SUPPLIED RECORDS:
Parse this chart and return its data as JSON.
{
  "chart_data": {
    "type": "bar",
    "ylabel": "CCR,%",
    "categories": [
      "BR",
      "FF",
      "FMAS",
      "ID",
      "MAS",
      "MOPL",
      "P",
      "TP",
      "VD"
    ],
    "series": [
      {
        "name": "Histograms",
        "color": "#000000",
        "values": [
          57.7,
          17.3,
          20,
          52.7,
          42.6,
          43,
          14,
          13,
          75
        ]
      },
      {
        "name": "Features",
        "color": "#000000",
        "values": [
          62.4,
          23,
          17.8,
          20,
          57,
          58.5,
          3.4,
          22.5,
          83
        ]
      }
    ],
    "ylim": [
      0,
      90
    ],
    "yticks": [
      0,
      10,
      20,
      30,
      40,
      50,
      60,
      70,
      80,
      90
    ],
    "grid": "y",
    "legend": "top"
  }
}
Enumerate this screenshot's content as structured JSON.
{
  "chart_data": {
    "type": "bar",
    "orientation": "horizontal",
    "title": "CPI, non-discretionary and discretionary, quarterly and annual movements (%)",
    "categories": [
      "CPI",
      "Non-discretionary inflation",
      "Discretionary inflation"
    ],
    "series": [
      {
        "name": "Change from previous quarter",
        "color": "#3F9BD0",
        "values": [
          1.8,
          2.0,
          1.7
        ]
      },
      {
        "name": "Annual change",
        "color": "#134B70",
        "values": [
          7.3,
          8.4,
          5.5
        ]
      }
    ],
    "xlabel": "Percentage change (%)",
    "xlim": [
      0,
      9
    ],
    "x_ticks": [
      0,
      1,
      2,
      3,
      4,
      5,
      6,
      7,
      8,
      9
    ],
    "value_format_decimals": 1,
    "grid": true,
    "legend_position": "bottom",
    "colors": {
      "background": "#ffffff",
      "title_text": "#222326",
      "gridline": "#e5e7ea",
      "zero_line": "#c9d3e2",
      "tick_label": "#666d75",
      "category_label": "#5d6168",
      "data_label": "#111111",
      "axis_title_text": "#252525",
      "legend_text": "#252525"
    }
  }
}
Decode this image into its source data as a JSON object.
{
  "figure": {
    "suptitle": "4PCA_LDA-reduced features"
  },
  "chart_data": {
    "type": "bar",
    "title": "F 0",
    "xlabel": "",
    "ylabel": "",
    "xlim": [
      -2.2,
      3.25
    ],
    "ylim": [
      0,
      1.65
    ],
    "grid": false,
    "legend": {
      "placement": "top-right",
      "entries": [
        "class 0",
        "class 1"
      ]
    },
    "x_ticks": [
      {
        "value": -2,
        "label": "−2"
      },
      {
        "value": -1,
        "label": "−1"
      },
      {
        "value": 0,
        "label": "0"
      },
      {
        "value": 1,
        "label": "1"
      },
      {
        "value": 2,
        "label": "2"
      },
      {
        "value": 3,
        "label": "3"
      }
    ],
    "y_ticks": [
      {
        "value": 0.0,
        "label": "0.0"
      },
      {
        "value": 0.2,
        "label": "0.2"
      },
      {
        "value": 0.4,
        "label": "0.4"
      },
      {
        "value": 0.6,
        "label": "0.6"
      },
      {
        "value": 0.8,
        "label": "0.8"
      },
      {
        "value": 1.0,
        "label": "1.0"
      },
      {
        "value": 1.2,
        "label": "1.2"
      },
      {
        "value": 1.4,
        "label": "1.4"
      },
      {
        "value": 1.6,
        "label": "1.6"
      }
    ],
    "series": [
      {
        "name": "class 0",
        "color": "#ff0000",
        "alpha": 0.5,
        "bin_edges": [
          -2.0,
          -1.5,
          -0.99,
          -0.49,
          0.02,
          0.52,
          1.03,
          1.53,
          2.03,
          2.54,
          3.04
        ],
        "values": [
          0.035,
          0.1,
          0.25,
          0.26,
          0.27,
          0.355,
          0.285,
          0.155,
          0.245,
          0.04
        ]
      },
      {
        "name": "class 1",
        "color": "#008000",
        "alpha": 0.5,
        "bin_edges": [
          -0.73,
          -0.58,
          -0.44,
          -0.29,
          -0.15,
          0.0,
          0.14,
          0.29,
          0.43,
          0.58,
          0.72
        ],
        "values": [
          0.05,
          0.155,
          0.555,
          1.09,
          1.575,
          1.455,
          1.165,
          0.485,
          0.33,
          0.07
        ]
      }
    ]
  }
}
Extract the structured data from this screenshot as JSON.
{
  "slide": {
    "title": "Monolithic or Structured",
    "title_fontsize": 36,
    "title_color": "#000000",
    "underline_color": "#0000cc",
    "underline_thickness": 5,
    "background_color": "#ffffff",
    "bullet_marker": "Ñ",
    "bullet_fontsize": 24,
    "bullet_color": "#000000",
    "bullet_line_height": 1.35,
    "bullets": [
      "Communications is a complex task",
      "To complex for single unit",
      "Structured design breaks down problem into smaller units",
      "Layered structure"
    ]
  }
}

REQUEST:
Show the lines of the records that include the string "inflation".

COMPLETED EXERCISE:
      "Non-discretionary inflation",
      "Discretionary inflation"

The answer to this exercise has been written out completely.